┌─ Provided records

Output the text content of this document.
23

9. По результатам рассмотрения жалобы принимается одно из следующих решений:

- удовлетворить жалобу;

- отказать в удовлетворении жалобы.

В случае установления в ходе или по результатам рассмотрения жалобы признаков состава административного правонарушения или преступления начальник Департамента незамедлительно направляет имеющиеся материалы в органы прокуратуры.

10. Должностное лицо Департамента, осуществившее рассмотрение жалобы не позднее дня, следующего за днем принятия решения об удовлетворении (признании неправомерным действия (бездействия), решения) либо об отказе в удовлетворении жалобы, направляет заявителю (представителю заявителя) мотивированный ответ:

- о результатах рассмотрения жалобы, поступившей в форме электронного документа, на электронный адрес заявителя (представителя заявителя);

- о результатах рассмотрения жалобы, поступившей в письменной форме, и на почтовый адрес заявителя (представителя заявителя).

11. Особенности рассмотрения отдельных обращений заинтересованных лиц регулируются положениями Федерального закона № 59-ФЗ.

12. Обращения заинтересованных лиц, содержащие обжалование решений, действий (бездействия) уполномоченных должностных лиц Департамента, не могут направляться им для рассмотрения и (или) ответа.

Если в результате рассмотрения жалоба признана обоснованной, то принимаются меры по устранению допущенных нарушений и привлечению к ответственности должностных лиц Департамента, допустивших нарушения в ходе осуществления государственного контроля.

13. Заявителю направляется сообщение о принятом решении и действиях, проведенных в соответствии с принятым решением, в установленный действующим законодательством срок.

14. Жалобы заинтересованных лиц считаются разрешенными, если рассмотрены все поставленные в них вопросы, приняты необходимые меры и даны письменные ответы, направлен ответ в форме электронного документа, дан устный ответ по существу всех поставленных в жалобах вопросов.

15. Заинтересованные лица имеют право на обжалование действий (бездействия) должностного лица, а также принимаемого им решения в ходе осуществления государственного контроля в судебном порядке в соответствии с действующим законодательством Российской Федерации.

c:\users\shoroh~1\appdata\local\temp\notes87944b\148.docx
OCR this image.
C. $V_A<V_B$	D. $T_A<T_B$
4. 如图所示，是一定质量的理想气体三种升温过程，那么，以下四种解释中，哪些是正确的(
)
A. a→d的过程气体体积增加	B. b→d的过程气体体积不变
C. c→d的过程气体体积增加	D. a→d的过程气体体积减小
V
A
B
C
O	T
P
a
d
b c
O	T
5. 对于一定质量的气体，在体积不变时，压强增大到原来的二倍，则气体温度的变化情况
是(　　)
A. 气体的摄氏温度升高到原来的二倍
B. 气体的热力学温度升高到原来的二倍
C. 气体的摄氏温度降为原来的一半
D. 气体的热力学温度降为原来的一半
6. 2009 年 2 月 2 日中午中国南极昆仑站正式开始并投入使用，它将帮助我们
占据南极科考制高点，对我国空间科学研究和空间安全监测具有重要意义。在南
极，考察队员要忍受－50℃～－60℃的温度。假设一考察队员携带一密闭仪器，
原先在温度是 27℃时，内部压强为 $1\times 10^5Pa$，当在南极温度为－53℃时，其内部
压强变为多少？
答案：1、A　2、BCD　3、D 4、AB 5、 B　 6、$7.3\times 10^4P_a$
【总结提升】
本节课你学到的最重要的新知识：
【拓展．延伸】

└─

Aim - Repeat the entries shown above, every one, word for word.

Answer below -
Output the text content of this document.
23

9. По результатам рассмотрения жалобы принимается одно из следующих решений:

- удовлетворить жалобу;

- отказать в удовлетворении жалобы.

В случае установления в ходе или по результатам рассмотрения жалобы признаков состава административного правонарушения или преступления начальник Департамента незамедлительно направляет имеющиеся материалы в органы прокуратуры.

10. Должностное лицо Департамента, осуществившее рассмотрение жалобы не позднее дня, следующего за днем принятия решения об удовлетворении (признании неправомерным действия (бездействия), решения) либо об отказе в удовлетворении жалобы, направляет заявителю (представителю заявителя) мотивированный ответ:

- о результатах рассмотрения жалобы, поступившей в форме электронного документа, на электронный адрес заявителя (представителя заявителя);

- о результатах рассмотрения жалобы, поступившей в письменной форме, и на почтовый адрес заявителя (представителя заявителя).

11. Особенности рассмотрения отдельных обращений заинтересованных лиц регулируются положениями Федерального закона № 59-ФЗ.

12. Обращения заинтересованных лиц, содержащие обжалование решений, действий (бездействия) уполномоченных должностных лиц Департамента, не могут направляться им для рассмотрения и (или) ответа.

Если в результате рассмотрения жалоба признана обоснованной, то принимаются меры по устранению допущенных нарушений и привлечению к ответственности должностных лиц Департамента, допустивших нарушения в ходе осуществления государственного контроля.

13. Заявителю направляется сообщение о принятом решении и действиях, проведенных в соответствии с принятым решением, в установленный действующим законодательством срок.

14. Жалобы заинтересованных лиц считаются разрешенными, если рассмотрены все поставленные в них вопросы, приняты необходимые меры и даны письменные ответы, направлен ответ в форме электронного документа, дан устный ответ по существу всех поставленных в жалобах вопросов.

15. Заинтересованные лица имеют право на обжалование действий (бездействия) должностного лица, а также принимаемого им решения в ходе осуществления государственного контроля в судебном порядке в соответствии с действующим законодательством Российской Федерации.

c:\users\shoroh~1\appdata\local\temp\notes87944b\148.docx
OCR this image.
C. $V_A<V_B$	D. $T_A<T_B$
4. 如图所示，是一定质量的理想气体三种升温过程，那么，以下四种解释中，哪些是正确的(
)
A. a→d的过程气体体积增加	B. b→d的过程气体体积不变
C. c→d的过程气体体积增加	D. a→d的过程气体体积减小
V
A
B
C
O	T
P
a
d
b c
O	T
5. 对于一定质量的气体，在体积不变时，压强增大到原来的二倍，则气体温度的变化情况
是(　　)
A. 气体的摄氏温度升高到原来的二倍
B. 气体的热力学温度升高到原来的二倍
C. 气体的摄氏温度降为原来的一半
D. 气体的热力学温度降为原来的一半
6. 2009 年 2 月 2 日中午中国南极昆仑站正式开始并投入使用，它将帮助我们
占据南极科考制高点，对我国空间科学研究和空间安全监测具有重要意义。在南
极，考察队员要忍受－50℃～－60℃的温度。假设一考察队员携带一密闭仪器，
原先在温度是 27℃时，内部压强为 $1\times 10^5Pa$，当在南极温度为－53℃时，其内部
压强变为多少？
答案：1、A　2、BCD　3、D 4、AB 5、 B　 6、$7.3\times 10^4P_a$
【总结提升】
本节课你学到的最重要的新知识：
【拓展．延伸】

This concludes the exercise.